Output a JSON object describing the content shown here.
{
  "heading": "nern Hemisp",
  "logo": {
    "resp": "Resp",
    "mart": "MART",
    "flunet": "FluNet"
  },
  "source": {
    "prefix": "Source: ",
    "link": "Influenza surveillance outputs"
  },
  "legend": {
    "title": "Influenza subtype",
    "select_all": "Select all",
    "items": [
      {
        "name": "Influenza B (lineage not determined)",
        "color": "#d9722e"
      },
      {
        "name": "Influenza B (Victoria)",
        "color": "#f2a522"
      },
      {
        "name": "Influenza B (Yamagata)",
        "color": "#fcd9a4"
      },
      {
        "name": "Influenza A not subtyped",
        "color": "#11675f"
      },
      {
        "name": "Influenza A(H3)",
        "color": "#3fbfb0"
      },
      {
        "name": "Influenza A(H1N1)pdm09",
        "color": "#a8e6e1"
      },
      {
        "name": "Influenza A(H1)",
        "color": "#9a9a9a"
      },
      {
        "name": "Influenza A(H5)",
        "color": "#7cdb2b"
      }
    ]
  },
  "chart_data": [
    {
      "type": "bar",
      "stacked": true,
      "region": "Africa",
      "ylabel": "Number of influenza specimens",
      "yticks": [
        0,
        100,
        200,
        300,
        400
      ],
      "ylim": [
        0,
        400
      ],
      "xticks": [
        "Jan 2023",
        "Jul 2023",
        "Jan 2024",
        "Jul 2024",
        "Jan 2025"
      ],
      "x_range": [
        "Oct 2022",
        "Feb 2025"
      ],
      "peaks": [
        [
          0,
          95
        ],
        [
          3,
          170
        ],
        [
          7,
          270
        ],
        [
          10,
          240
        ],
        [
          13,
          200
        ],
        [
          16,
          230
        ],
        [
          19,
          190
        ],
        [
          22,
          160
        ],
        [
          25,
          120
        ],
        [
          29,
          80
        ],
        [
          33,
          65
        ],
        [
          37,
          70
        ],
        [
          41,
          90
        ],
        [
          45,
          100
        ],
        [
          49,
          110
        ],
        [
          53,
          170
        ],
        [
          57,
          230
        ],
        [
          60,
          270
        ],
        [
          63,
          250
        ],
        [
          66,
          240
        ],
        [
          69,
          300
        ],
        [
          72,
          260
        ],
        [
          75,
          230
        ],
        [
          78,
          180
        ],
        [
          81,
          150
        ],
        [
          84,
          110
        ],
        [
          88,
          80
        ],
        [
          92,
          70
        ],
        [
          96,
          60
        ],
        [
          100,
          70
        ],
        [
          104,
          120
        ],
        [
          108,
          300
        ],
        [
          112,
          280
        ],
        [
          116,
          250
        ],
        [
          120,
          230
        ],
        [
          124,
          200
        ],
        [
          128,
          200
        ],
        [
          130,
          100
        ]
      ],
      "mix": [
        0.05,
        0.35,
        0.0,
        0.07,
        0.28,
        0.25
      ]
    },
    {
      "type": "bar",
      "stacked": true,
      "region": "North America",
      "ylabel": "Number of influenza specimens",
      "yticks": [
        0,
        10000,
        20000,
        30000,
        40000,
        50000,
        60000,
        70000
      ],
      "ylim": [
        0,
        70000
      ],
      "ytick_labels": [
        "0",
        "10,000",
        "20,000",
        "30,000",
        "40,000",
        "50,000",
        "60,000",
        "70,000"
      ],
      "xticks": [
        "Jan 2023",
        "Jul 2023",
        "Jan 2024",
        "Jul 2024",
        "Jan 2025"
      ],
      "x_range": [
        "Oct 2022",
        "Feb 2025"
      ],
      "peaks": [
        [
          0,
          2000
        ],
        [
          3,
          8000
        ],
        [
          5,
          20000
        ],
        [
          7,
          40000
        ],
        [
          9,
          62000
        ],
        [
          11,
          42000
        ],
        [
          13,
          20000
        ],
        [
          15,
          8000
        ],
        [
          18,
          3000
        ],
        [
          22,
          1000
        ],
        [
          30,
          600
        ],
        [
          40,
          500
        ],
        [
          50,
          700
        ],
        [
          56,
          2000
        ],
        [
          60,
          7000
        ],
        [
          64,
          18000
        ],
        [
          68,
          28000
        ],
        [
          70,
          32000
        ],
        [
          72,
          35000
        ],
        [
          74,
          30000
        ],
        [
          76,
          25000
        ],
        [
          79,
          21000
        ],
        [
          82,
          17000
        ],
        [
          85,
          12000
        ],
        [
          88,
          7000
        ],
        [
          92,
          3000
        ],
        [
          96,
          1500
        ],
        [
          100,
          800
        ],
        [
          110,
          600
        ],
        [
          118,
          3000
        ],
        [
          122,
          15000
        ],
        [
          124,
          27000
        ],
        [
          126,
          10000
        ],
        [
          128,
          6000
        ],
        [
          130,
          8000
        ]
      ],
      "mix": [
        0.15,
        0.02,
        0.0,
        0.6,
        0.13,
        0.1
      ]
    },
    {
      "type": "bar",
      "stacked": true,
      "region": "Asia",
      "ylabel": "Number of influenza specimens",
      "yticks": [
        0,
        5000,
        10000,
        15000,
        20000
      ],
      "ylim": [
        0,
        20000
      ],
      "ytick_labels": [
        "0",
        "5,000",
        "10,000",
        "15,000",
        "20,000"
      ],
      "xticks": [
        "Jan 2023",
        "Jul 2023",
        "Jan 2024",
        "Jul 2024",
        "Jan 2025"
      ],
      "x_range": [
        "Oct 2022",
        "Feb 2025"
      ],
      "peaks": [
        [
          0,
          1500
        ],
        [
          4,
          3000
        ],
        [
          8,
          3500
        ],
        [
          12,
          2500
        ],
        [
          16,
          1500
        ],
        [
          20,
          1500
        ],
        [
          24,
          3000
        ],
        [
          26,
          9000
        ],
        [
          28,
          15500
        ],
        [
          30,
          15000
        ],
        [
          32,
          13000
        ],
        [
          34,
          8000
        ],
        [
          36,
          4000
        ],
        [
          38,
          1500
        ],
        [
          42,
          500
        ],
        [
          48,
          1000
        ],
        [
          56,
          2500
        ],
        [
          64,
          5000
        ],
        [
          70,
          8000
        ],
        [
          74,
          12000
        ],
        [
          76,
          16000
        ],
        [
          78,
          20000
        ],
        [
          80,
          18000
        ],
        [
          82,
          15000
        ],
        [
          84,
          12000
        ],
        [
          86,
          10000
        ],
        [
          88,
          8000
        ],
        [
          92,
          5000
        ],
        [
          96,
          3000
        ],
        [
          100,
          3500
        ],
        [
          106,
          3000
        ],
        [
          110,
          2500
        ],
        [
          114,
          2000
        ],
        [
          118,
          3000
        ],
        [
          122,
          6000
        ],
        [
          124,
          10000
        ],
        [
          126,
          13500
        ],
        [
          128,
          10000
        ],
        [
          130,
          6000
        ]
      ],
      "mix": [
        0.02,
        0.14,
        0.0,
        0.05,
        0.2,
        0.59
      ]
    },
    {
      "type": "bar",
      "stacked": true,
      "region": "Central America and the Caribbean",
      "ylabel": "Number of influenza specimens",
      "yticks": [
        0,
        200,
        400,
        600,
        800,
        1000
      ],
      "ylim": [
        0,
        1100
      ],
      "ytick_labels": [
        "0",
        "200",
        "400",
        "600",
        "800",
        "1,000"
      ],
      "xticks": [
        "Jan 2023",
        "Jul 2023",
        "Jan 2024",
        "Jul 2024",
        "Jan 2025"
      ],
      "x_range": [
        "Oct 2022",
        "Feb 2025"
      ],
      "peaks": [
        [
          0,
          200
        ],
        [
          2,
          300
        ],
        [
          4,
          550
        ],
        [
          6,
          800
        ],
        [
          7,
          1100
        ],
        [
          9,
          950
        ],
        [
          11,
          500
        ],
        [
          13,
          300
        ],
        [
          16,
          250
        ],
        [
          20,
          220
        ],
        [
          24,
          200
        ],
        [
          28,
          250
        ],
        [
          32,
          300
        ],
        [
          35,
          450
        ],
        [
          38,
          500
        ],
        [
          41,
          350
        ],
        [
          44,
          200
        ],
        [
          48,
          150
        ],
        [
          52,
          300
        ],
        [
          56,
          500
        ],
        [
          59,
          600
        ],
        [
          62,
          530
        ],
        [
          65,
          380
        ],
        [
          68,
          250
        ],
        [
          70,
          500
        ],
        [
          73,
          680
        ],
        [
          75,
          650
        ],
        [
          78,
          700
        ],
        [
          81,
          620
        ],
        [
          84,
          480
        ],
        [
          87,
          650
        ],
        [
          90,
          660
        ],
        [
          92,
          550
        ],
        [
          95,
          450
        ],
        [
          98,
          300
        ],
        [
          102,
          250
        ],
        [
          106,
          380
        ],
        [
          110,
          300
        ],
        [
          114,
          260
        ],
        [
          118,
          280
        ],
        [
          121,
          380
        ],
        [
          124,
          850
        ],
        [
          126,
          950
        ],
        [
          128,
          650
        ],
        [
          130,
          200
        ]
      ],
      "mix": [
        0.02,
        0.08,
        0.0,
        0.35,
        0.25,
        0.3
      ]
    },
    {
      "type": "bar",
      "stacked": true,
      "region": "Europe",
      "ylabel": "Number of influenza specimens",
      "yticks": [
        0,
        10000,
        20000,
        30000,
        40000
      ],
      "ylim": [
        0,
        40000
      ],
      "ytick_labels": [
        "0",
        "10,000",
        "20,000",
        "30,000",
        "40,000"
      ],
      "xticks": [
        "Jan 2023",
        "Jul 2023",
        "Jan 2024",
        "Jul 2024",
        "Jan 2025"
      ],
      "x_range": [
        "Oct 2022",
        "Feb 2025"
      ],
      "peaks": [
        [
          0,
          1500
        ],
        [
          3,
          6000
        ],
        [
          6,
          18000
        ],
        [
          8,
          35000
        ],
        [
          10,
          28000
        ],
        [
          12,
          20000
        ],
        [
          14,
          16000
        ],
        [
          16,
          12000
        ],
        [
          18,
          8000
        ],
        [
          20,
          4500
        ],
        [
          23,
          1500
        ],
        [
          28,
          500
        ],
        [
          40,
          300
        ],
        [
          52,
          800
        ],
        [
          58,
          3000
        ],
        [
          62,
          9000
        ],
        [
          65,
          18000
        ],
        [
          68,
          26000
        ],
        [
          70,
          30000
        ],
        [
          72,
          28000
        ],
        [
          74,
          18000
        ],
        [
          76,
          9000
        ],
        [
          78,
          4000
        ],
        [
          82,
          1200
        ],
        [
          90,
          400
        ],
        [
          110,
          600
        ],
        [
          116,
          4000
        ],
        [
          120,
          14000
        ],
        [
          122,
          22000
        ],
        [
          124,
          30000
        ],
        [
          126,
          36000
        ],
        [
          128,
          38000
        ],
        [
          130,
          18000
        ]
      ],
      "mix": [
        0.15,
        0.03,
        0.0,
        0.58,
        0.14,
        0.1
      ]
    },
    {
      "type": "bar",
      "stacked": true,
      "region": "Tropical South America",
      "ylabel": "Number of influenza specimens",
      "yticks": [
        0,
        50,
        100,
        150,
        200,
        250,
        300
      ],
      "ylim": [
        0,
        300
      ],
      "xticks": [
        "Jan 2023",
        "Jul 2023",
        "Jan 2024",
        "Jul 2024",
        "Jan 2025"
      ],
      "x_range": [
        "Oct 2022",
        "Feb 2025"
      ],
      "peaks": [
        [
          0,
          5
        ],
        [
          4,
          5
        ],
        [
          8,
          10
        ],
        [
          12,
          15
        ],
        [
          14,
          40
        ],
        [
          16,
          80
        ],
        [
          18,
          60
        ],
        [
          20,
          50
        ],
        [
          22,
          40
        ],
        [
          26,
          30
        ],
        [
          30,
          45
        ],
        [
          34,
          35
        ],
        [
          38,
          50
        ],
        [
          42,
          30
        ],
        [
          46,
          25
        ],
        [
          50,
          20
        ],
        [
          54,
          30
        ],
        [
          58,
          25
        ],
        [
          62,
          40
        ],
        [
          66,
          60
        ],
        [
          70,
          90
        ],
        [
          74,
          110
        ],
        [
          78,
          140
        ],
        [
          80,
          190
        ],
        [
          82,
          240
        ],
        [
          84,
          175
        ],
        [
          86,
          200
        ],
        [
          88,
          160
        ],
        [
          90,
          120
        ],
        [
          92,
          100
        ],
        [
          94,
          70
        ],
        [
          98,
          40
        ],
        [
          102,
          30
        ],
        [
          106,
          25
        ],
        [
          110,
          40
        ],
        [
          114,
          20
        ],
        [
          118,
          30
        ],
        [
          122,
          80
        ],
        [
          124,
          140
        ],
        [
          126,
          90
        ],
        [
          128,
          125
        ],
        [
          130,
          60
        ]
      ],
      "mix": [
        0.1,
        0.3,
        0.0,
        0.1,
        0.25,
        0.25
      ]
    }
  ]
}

• **PROBLEM TO WORK ON**
Reply with the number of lines in the preceding entries that contain "name", and no other words.

• **THE ANSWER**
8